┏━━

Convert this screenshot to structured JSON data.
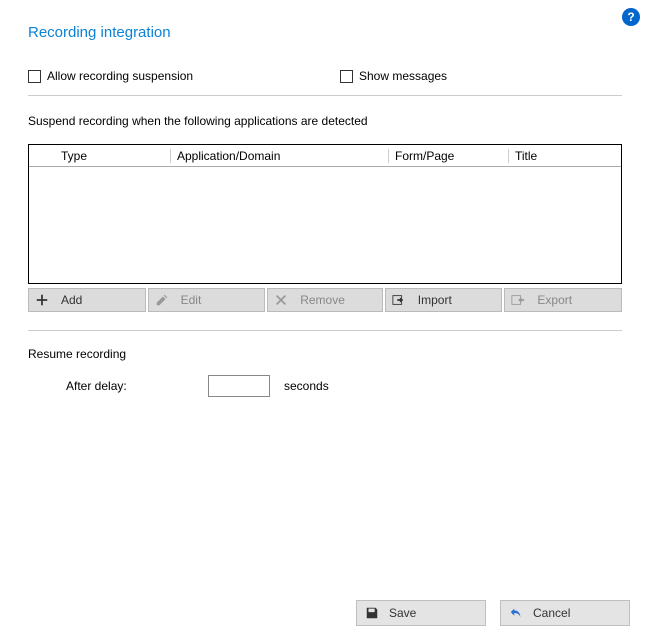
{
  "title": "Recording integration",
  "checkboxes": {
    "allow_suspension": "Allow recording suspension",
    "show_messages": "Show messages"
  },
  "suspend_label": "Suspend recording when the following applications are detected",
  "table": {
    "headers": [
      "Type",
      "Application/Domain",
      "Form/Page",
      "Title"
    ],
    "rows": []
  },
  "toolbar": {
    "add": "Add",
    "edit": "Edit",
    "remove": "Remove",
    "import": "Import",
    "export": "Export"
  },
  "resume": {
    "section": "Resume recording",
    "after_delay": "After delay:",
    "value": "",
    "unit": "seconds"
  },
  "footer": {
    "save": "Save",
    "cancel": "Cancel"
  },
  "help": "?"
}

┗━━
┏━━

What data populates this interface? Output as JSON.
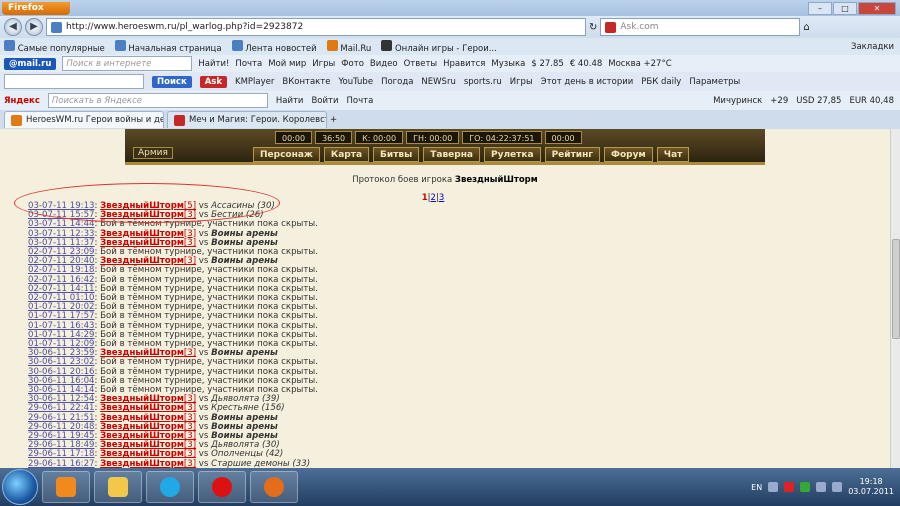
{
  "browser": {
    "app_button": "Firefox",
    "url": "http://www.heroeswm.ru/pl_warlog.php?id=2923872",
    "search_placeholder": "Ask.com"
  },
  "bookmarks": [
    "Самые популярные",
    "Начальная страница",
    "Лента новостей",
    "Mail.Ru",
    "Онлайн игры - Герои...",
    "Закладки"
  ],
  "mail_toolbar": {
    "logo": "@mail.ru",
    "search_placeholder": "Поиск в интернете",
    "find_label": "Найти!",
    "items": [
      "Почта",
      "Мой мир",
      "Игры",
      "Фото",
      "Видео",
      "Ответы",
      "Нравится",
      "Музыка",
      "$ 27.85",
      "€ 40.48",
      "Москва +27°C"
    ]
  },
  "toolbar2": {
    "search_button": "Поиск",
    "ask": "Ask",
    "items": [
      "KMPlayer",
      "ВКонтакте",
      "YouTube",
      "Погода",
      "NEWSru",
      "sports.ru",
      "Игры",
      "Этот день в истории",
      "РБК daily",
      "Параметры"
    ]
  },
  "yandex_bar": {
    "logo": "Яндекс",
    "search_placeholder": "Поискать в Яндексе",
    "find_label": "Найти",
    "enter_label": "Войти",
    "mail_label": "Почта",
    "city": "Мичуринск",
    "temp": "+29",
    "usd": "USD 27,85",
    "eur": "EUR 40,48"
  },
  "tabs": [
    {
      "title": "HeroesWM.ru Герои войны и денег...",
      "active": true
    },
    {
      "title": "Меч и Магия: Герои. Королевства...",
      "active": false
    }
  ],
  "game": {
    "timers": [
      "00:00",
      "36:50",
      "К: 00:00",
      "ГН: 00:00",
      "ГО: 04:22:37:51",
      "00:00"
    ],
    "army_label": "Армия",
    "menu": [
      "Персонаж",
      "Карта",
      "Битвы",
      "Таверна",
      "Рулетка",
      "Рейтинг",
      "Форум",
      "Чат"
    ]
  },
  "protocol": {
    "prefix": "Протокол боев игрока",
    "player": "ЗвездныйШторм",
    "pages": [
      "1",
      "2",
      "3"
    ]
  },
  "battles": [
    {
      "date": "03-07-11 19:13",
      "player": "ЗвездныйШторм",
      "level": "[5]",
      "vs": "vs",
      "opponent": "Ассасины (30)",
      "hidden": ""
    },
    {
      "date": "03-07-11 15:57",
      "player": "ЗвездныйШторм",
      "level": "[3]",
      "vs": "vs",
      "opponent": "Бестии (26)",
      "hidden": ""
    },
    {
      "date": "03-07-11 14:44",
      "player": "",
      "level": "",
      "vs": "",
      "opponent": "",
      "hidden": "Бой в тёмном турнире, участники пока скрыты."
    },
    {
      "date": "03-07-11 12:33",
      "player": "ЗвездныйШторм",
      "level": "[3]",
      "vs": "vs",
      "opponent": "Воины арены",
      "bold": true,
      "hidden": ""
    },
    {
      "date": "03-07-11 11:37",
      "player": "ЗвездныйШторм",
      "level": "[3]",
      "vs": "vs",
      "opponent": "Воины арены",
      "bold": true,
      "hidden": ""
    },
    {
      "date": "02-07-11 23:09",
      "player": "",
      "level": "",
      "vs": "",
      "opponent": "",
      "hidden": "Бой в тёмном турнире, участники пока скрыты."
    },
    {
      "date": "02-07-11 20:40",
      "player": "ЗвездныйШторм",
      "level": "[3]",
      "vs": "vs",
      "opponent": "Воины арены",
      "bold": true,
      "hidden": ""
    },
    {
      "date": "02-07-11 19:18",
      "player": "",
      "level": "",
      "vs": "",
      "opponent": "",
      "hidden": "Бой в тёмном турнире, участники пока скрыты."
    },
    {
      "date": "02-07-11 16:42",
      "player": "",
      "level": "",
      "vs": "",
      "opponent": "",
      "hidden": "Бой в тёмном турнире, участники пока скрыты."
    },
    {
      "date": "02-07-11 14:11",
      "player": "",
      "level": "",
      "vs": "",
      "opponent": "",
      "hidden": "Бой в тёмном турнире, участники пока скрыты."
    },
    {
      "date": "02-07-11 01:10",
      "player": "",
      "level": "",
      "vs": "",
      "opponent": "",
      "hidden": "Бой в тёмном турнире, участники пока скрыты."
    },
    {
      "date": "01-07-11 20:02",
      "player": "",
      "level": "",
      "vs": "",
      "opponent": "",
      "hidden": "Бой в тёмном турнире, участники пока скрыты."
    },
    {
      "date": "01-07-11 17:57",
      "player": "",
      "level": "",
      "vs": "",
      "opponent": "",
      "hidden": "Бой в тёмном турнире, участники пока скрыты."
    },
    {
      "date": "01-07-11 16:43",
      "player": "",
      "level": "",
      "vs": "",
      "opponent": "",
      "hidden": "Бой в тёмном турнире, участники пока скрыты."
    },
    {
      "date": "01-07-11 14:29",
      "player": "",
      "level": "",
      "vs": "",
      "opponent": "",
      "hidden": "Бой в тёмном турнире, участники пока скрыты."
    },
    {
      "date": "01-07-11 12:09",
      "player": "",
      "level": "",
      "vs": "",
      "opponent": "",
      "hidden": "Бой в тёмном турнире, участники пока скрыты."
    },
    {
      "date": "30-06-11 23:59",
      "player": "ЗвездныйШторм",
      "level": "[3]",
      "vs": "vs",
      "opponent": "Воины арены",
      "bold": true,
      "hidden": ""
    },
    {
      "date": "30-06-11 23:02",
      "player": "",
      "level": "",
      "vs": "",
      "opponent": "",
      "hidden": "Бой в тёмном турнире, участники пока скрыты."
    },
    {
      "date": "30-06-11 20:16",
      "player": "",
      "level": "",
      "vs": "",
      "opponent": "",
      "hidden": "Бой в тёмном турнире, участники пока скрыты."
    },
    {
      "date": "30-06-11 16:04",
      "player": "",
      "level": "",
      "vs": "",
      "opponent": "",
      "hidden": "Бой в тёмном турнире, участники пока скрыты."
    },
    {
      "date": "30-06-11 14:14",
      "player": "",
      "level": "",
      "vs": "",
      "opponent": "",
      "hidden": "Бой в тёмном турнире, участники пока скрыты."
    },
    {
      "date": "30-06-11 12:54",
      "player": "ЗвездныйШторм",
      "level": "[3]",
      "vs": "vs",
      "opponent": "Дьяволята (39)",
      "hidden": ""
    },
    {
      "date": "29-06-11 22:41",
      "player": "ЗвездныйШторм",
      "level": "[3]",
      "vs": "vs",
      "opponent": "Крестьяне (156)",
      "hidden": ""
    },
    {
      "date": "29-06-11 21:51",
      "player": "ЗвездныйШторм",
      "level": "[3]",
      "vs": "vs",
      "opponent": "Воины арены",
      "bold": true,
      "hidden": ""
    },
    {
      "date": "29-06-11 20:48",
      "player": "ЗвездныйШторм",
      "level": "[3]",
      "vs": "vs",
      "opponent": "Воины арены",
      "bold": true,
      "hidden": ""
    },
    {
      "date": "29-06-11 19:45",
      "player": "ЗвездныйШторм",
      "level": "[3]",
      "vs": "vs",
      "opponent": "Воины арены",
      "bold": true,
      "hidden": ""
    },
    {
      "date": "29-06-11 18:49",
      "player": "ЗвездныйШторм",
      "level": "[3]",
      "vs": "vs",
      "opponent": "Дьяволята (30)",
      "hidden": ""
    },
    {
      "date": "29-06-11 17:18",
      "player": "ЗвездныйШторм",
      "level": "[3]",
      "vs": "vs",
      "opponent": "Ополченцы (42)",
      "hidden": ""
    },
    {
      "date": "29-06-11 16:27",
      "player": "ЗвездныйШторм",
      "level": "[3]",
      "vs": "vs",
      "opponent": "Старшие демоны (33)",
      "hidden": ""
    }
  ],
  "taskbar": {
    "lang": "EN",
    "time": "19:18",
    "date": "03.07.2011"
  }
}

┗━━

GIVEN TASK:
Using the material above, gather every line that includes "Герои".

PROBLEM SOLUTION:
    "Онлайн игры - Герои...",
      "title": "HeroesWM.ru Герои войны и денег...",
      "title": "Меч и Магия: Герои. Королевства...",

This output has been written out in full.